**Given data**
####

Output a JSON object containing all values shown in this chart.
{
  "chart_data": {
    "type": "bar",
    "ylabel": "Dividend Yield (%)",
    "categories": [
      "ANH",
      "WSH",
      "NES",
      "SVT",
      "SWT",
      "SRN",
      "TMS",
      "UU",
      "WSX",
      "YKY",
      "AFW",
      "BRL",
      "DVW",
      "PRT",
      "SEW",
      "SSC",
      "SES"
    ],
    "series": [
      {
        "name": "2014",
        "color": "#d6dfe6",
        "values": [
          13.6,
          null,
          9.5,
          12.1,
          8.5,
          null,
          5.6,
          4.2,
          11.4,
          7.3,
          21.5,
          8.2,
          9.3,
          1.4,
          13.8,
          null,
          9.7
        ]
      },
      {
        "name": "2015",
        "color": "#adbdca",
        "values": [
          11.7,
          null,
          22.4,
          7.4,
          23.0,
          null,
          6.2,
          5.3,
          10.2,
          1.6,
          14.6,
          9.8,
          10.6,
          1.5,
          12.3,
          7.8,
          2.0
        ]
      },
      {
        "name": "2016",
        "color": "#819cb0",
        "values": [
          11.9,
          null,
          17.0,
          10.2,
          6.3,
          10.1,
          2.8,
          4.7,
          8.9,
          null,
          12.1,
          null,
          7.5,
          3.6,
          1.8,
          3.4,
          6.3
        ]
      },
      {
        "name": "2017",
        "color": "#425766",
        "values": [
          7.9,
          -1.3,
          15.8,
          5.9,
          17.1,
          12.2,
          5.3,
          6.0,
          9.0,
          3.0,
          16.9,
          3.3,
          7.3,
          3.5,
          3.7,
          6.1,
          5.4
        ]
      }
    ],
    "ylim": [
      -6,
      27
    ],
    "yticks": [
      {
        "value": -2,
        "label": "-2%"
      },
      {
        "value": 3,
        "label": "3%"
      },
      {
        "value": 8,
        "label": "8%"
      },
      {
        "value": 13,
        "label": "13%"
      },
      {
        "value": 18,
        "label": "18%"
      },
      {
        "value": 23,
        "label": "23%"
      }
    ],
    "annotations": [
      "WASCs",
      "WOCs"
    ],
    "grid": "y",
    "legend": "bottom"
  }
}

####

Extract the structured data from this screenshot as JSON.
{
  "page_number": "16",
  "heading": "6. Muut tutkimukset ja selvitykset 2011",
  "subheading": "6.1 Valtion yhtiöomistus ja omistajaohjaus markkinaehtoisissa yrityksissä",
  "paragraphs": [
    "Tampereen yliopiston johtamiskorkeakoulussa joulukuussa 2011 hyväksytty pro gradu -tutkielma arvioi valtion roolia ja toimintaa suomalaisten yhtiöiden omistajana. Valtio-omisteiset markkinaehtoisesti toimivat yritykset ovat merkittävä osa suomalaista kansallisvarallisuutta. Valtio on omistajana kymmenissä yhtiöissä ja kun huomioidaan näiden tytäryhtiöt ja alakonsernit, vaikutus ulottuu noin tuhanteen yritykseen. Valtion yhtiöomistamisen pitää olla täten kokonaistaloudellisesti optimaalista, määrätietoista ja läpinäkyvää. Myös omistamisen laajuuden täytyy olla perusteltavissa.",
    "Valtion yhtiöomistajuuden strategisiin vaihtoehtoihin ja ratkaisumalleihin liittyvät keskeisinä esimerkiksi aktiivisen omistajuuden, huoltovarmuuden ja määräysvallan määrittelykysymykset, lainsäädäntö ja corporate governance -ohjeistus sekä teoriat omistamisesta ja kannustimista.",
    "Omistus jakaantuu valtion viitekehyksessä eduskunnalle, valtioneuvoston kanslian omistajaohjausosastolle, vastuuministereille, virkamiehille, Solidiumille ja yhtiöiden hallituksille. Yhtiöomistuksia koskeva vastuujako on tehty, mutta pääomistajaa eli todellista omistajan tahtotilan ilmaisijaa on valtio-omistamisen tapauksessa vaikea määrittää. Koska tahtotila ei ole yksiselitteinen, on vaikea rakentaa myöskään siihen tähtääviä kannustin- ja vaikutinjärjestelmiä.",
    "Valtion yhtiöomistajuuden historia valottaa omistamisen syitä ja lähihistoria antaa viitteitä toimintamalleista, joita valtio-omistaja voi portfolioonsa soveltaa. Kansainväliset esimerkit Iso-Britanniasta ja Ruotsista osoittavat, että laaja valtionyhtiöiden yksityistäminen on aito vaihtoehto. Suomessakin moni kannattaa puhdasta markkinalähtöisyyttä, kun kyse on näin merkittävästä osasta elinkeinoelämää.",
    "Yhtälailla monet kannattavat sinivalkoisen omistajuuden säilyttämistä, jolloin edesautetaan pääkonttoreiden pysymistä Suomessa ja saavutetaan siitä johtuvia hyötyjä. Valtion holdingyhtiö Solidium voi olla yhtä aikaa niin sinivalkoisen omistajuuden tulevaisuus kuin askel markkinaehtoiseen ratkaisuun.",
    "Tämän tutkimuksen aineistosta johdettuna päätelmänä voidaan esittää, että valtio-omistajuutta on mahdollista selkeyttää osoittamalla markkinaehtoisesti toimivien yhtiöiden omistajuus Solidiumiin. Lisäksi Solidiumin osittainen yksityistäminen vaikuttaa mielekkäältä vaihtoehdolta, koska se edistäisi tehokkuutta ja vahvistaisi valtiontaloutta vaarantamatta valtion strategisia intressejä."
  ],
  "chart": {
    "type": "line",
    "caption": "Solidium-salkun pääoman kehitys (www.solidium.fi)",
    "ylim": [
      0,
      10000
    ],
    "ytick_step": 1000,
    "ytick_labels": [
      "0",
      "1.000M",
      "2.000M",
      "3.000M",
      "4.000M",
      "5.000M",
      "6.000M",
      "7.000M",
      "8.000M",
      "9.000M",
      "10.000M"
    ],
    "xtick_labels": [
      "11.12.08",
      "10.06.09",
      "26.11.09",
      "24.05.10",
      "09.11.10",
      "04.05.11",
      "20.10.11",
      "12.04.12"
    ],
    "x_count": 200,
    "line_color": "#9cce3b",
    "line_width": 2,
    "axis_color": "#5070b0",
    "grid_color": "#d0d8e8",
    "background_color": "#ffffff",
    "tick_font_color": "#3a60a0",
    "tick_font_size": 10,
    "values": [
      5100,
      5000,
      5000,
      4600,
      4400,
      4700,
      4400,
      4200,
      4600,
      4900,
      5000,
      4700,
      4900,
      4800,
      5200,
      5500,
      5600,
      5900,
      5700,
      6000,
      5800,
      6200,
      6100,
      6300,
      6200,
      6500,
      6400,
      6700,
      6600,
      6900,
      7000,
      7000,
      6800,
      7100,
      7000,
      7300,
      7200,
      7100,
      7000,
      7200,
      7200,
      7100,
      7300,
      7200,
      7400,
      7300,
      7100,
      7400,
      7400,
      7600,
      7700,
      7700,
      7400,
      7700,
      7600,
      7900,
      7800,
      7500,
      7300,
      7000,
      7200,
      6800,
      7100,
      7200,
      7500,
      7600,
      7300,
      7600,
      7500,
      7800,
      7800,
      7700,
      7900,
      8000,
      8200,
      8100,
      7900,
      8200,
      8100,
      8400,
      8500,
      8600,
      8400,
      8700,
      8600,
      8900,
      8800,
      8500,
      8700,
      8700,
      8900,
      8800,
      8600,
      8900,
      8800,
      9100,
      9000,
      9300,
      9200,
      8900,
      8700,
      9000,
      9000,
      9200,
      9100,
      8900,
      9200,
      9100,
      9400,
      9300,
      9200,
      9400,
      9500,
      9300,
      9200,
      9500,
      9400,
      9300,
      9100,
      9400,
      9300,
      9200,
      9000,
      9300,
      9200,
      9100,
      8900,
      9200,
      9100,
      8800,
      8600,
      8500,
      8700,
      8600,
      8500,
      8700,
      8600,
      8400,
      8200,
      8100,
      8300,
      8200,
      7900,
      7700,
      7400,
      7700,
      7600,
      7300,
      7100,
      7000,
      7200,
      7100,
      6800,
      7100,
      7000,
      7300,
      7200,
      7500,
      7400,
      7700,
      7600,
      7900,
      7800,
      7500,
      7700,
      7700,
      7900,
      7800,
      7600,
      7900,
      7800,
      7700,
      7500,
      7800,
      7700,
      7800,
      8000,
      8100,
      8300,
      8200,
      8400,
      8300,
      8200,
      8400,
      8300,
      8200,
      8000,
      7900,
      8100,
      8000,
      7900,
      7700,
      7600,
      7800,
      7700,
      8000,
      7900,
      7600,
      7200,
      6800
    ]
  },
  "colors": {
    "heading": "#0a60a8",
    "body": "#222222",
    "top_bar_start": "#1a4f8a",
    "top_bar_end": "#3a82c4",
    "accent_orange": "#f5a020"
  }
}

####

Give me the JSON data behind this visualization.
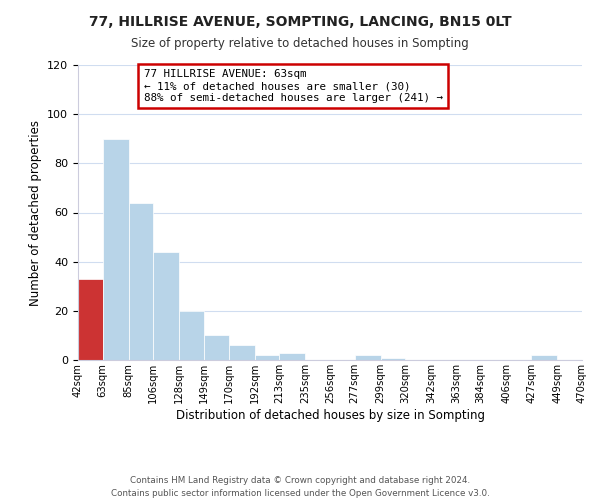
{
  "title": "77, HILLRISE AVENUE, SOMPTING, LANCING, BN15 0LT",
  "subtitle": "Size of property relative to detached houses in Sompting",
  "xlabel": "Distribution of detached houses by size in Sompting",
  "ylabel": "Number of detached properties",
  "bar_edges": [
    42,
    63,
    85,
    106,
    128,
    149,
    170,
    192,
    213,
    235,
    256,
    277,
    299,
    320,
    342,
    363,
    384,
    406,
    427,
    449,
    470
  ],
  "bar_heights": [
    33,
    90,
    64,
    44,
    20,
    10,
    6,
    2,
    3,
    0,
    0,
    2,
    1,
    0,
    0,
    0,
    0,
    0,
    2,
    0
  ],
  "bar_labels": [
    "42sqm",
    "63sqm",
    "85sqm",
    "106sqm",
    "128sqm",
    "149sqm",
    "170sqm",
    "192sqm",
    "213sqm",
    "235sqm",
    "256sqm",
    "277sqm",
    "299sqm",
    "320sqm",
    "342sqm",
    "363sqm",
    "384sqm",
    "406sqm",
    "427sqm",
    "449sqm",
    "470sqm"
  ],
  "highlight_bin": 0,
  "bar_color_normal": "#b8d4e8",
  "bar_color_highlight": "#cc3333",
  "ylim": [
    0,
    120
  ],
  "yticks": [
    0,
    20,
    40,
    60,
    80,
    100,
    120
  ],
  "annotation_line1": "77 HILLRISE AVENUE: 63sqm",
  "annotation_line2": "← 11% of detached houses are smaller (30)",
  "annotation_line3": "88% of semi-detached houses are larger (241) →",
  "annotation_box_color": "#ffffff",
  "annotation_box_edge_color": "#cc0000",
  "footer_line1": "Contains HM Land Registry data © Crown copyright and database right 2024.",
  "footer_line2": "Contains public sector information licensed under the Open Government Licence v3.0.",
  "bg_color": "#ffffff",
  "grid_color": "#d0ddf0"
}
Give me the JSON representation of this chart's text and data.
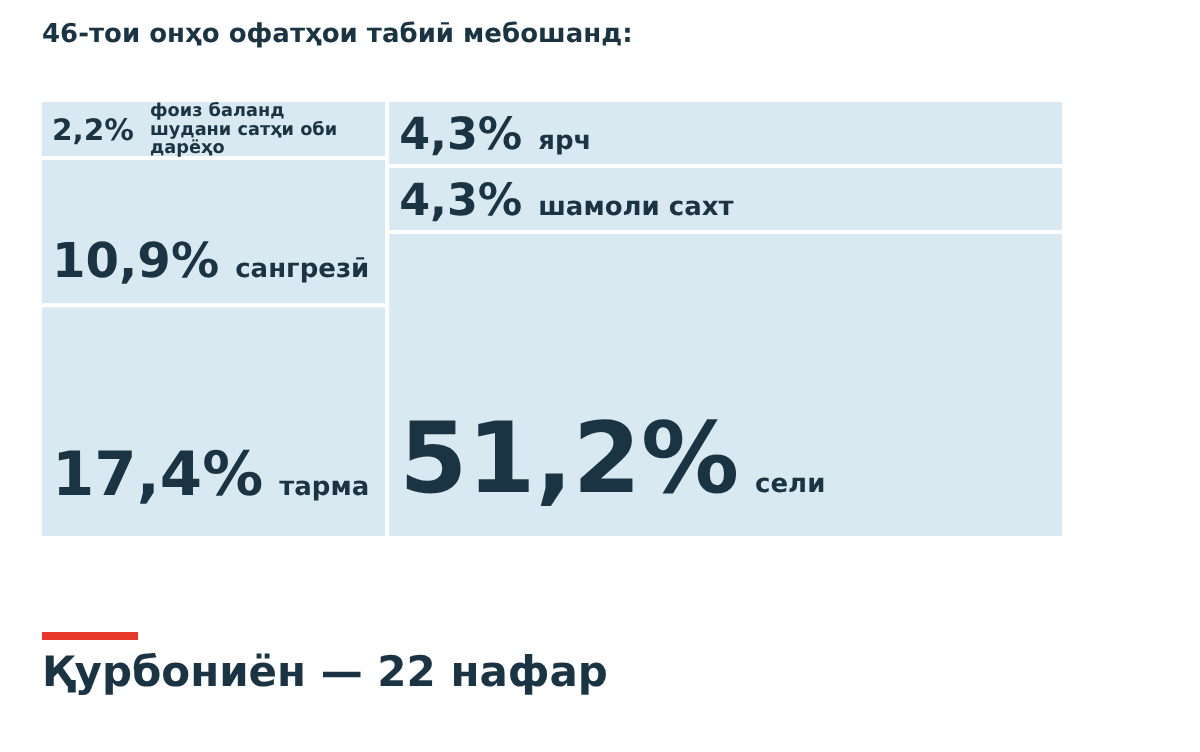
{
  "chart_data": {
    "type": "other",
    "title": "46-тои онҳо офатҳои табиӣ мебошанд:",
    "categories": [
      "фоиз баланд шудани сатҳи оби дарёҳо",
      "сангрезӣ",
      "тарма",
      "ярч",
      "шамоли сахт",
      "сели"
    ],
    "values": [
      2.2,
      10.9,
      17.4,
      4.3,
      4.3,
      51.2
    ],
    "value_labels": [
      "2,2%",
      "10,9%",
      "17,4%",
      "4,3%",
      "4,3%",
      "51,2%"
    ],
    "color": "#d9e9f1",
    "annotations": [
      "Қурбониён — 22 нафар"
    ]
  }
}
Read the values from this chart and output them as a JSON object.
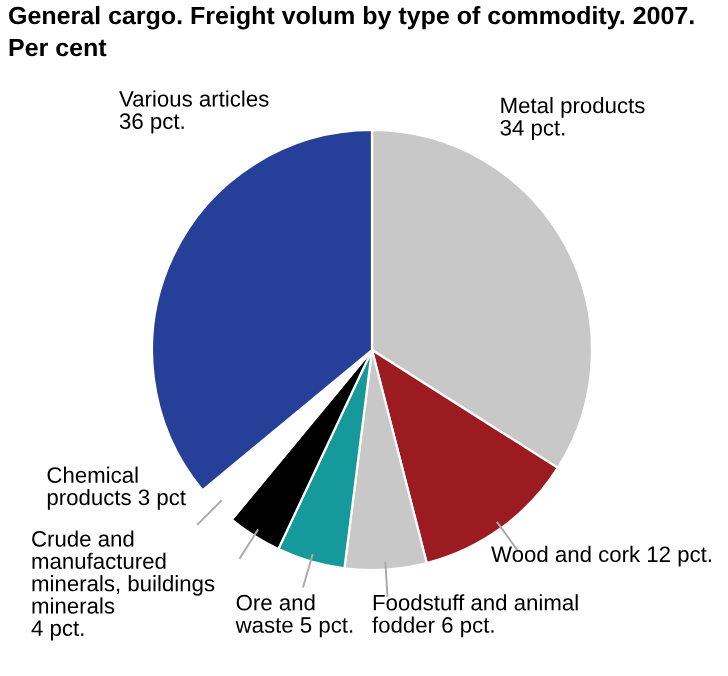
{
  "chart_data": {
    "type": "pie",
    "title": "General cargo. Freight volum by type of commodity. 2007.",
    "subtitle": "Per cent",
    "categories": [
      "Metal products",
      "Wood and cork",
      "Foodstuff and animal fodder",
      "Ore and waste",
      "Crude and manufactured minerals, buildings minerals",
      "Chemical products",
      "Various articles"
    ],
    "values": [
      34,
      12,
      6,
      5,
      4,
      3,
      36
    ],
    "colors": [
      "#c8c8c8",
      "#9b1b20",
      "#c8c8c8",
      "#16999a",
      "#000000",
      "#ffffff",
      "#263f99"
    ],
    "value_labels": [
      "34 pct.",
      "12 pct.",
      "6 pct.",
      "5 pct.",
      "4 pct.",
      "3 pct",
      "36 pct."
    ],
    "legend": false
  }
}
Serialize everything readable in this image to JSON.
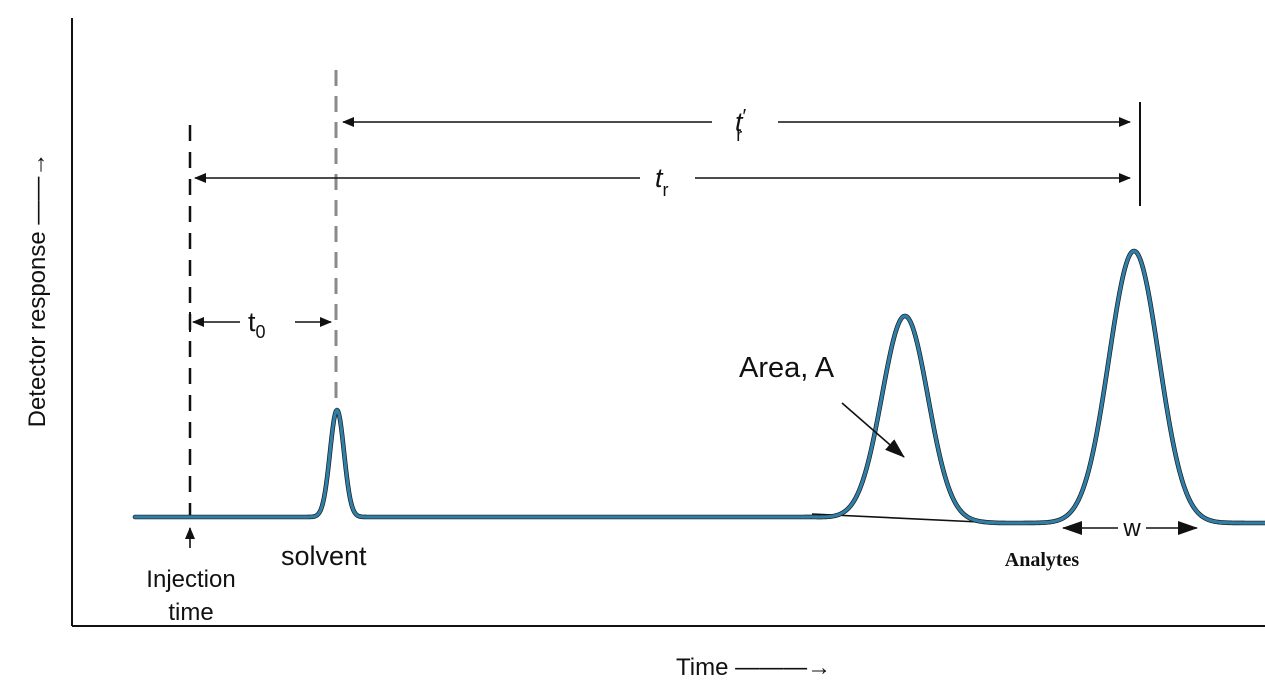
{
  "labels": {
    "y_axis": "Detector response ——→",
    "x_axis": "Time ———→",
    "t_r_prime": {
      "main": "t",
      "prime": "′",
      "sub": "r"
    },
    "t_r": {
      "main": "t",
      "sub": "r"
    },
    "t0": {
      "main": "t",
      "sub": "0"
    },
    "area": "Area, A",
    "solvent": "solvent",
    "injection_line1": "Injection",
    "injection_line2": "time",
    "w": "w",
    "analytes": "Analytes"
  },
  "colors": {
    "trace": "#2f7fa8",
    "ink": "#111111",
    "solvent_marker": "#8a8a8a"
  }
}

####

**Direction**
In the records above, how many lines hold the string "ffffff"? Reply with only the number.

**Solution for this task**
4